Recorded data
# # # # # # #
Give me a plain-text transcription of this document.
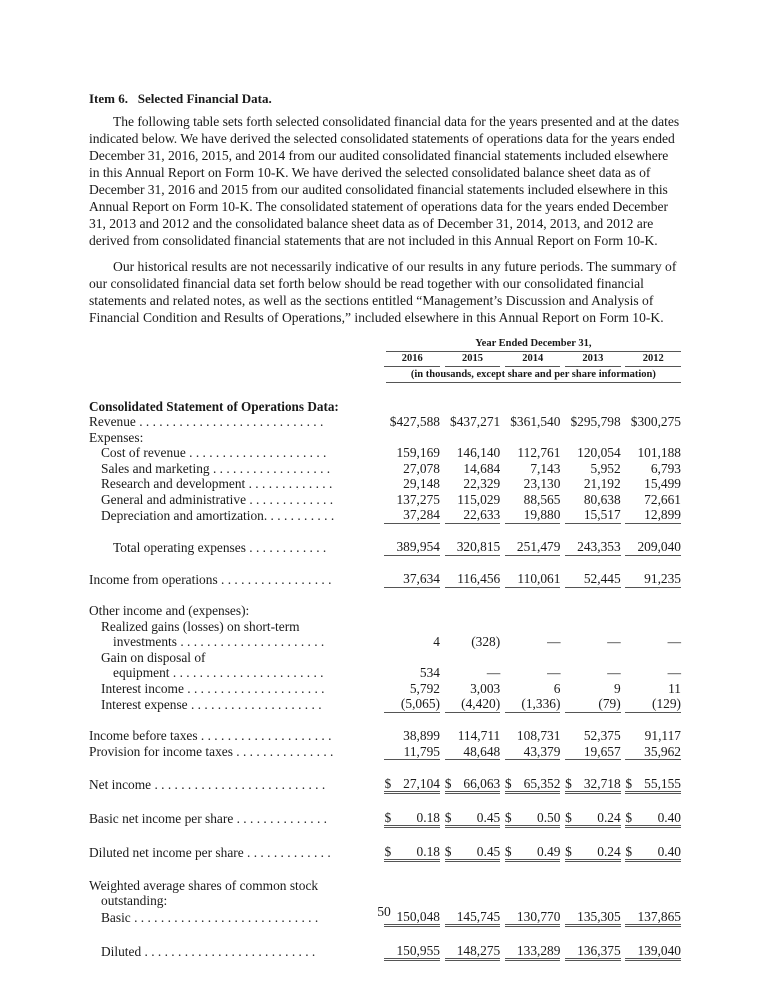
Item 6. Selected Financial Data.

The following table sets forth selected consolidated financial data for the years presented and at the dates indicated below. We have derived the selected consolidated statements of operations data for the years ended December 31, 2016, 2015, and 2014 from our audited consolidated financial statements included elsewhere in this Annual Report on Form 10-K. We have derived the selected consolidated balance sheet data as of December 31, 2016 and 2015 from our audited consolidated financial statements included elsewhere in this Annual Report on Form 10-K. The consolidated statement of operations data for the years ended December 31, 2013 and 2012 and the consolidated balance sheet data as of December 31, 2014, 2013, and 2012 are derived from consolidated financial statements that are not included in this Annual Report on Form 10-K.

Our historical results are not necessarily indicative of our results in any future periods. The summary of our consolidated financial data set forth below should be read together with our consolidated financial statements and related notes, as well as the sections entitled “Management’s Discussion and Analysis of Financial Condition and Results of Operations,” included elsewhere in this Annual Report on Form 10-K.

	Year Ended December 31,									

		2016		2015		2014		2013		2012

	(in thousands, except share and per share information)									

Consolidated Statement of Operations Data:										
Revenue . . . . . . . . . . . . . . . . . . . . . . . . . . . .		$427,588		$437,271		$361,540		$295,798		$300,275
Expenses:										
Cost of revenue . . . . . . . . . . . . . . . . . . . . .		159,169		146,140		112,761		120,054		101,188
Sales and marketing . . . . . . . . . . . . . . . . . .		27,078		14,684		7,143		5,952		6,793
Research and development . . . . . . . . . . . . .		29,148		22,329		23,130		21,192		15,499
General and administrative . . . . . . . . . . . . .		137,275		115,029		88,565		80,638		72,661
Depreciation and amortization. . . . . . . . . . .		37,284		22,633		19,880		15,517		12,899

Total operating expenses . . . . . . . . . . . .		389,954		320,815		251,479		243,353		209,040

Income from operations . . . . . . . . . . . . . . . . .		37,634		116,456		110,061		52,445		91,235

Other income and (expenses):										
Realized gains (losses) on short-term										
investments . . . . . . . . . . . . . . . . . . . . . .		4		(328)		—		—		—
Gain on disposal of										
equipment . . . . . . . . . . . . . . . . . . . . . . .		534		—		—		—		—
Interest income . . . . . . . . . . . . . . . . . . . . .		5,792		3,003		6		9		11
Interest expense . . . . . . . . . . . . . . . . . . . .		(5,065)		(4,420)		(1,336)		(79)		(129)

Income before taxes . . . . . . . . . . . . . . . . . . . .		38,899		114,711		108,731		52,375		91,117
Provision for income taxes . . . . . . . . . . . . . . .		11,795		48,648		43,379		19,657		35,962

Net income . . . . . . . . . . . . . . . . . . . . . . . . . .		$ 27,104		$ 66,063		$ 65,352		$ 32,718		$ 55,155

Basic net income per share . . . . . . . . . . . . . .		$ 0.18		$ 0.45		$ 0.50		$ 0.24		$ 0.40

Diluted net income per share . . . . . . . . . . . . .		$ 0.18		$ 0.45		$ 0.49		$ 0.24		$ 0.40

Weighted average shares of common stock										
outstanding:										
Basic . . . . . . . . . . . . . . . . . . . . . . . . . . . .		150,048		145,745		130,770		135,305		137,865

Diluted . . . . . . . . . . . . . . . . . . . . . . . . . .		150,955		148,275		133,289		136,375		139,040
50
# # # # # # #
Exercise goal
Quote the listing above in full, except for the pictures.

Response
Give me a plain-text transcription of this document.
Item 6. Selected Financial Data.

The following table sets forth selected consolidated financial data for the years presented and at the dates indicated below. We have derived the selected consolidated statements of operations data for the years ended December 31, 2016, 2015, and 2014 from our audited consolidated financial statements included elsewhere in this Annual Report on Form 10-K. We have derived the selected consolidated balance sheet data as of December 31, 2016 and 2015 from our audited consolidated financial statements included elsewhere in this Annual Report on Form 10-K. The consolidated statement of operations data for the years ended December 31, 2013 and 2012 and the consolidated balance sheet data as of December 31, 2014, 2013, and 2012 are derived from consolidated financial statements that are not included in this Annual Report on Form 10-K.

Our historical results are not necessarily indicative of our results in any future periods. The summary of our consolidated financial data set forth below should be read together with our consolidated financial statements and related notes, as well as the sections entitled “Management’s Discussion and Analysis of Financial Condition and Results of Operations,” included elsewhere in this Annual Report on Form 10-K.

	Year Ended December 31,									

		2016		2015		2014		2013		2012

	(in thousands, except share and per share information)									

Consolidated Statement of Operations Data:										
Revenue . . . . . . . . . . . . . . . . . . . . . . . . . . . .		$427,588		$437,271		$361,540		$295,798		$300,275
Expenses:										
Cost of revenue . . . . . . . . . . . . . . . . . . . . .		159,169		146,140		112,761		120,054		101,188
Sales and marketing . . . . . . . . . . . . . . . . . .		27,078		14,684		7,143		5,952		6,793
Research and development . . . . . . . . . . . . .		29,148		22,329		23,130		21,192		15,499
General and administrative . . . . . . . . . . . . .		137,275		115,029		88,565		80,638		72,661
Depreciation and amortization. . . . . . . . . . .		37,284		22,633		19,880		15,517		12,899

Total operating expenses . . . . . . . . . . . .		389,954		320,815		251,479		243,353		209,040

Income from operations . . . . . . . . . . . . . . . . .		37,634		116,456		110,061		52,445		91,235

Other income and (expenses):										
Realized gains (losses) on short-term										
investments . . . . . . . . . . . . . . . . . . . . . .		4		(328)		—		—		—
Gain on disposal of										
equipment . . . . . . . . . . . . . . . . . . . . . . .		534		—		—		—		—
Interest income . . . . . . . . . . . . . . . . . . . . .		5,792		3,003		6		9		11
Interest expense . . . . . . . . . . . . . . . . . . . .		(5,065)		(4,420)		(1,336)		(79)		(129)

Income before taxes . . . . . . . . . . . . . . . . . . . .		38,899		114,711		108,731		52,375		91,117
Provision for income taxes . . . . . . . . . . . . . . .		11,795		48,648		43,379		19,657		35,962

Net income . . . . . . . . . . . . . . . . . . . . . . . . . .		$ 27,104		$ 66,063		$ 65,352		$ 32,718		$ 55,155

Basic net income per share . . . . . . . . . . . . . .		$ 0.18		$ 0.45		$ 0.50		$ 0.24		$ 0.40

Diluted net income per share . . . . . . . . . . . . .		$ 0.18		$ 0.45		$ 0.49		$ 0.24		$ 0.40

Weighted average shares of common stock										
outstanding:										
Basic . . . . . . . . . . . . . . . . . . . . . . . . . . . .		150,048		145,745		130,770		135,305		137,865

Diluted . . . . . . . . . . . . . . . . . . . . . . . . . .		150,955		148,275		133,289		136,375		139,040
50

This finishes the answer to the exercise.